#### Exercise details:
Find the word "sama" in the material below and gather every line that contains it.

____

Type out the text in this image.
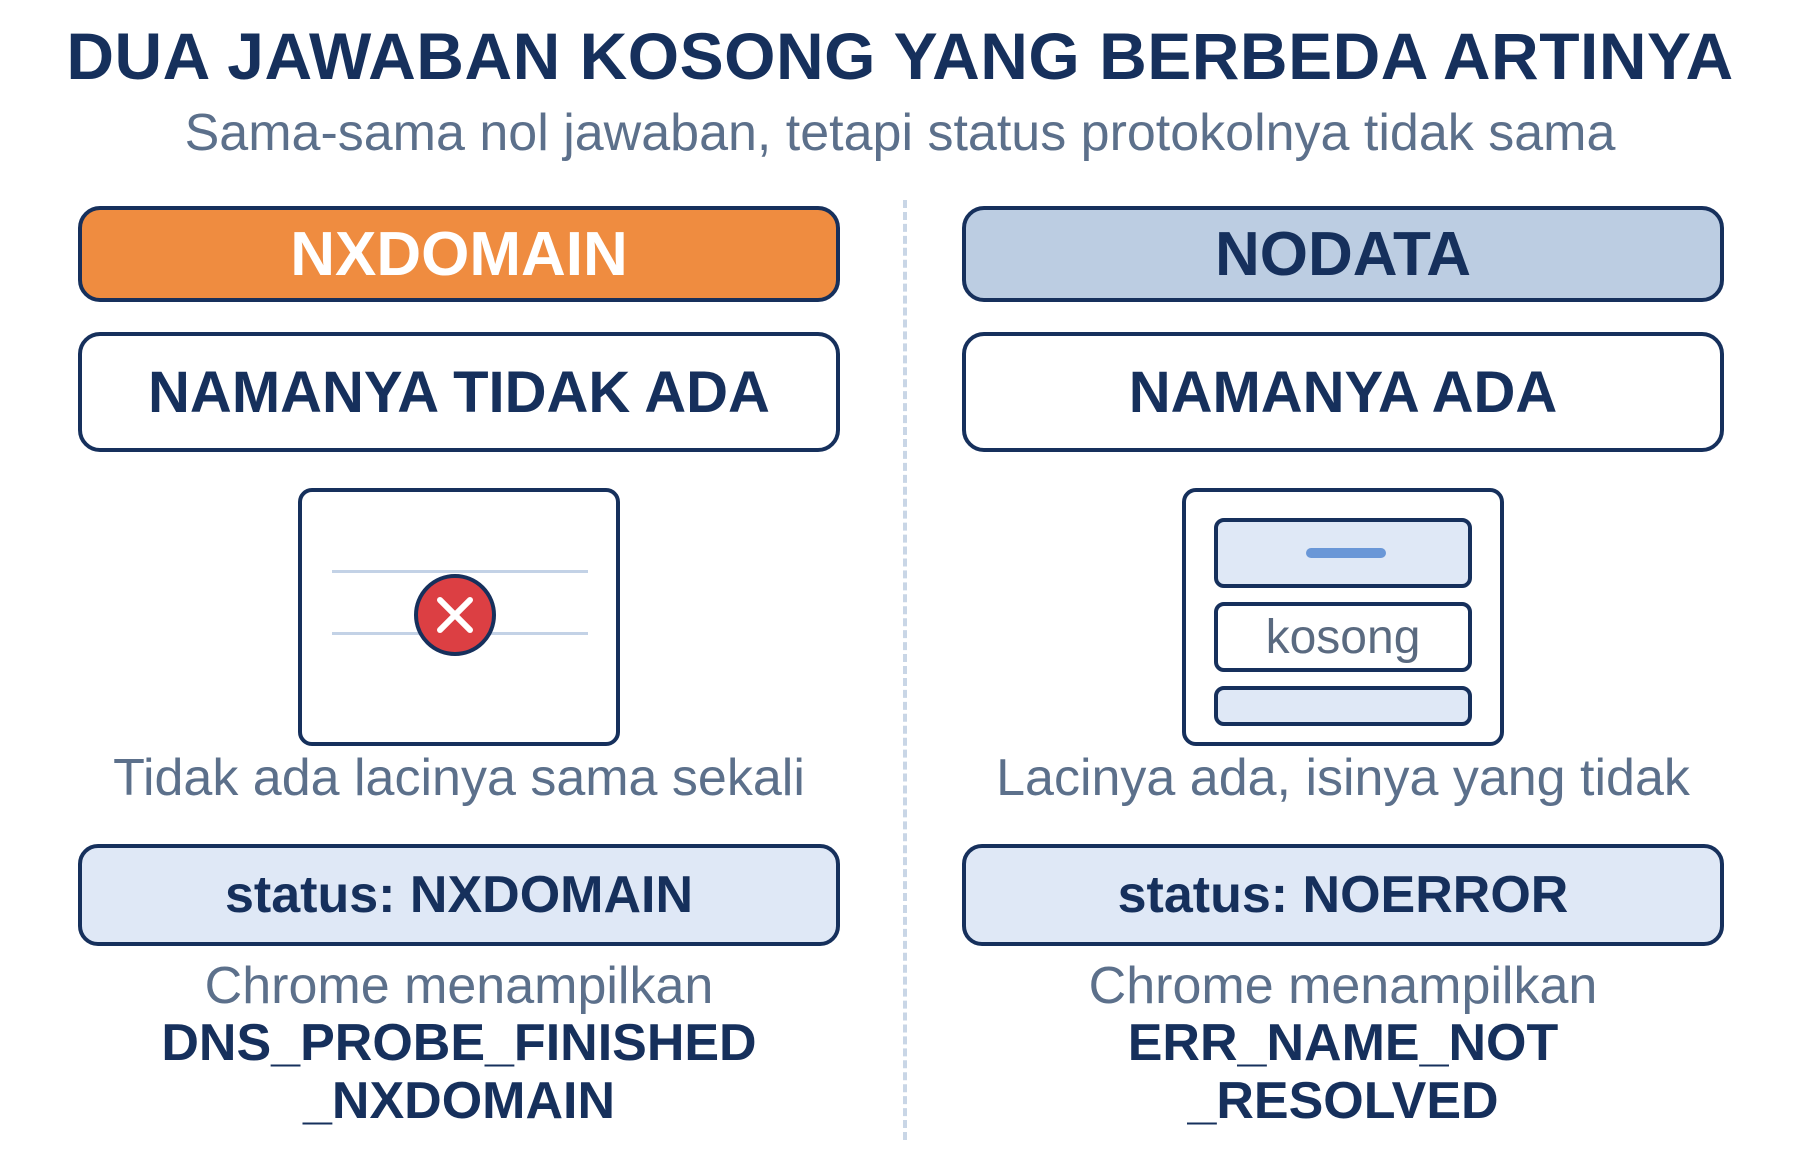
DUA JAWABAN KOSONG YANG BERBEDA ARTINYA
Sama-sama nol jawaban, tetapi status protokolnya tidak sama
NXDOMAIN
NAMANYA TIDAK ADA
Tidak ada lacinya sama sekali
status: NXDOMAIN
Chrome menampilkan
DNS_PROBE_FINISHED
_NXDOMAIN
NODATA
NAMANYA ADA
kosong
Lacinya ada, isinya yang tidak
status: NOERROR
Chrome menampilkan
ERR_NAME_NOT
_RESOLVED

____

#### Final result:
Sama-sama nol jawaban, tetapi status protokolnya tidak sama
Tidak ada lacinya sama sekali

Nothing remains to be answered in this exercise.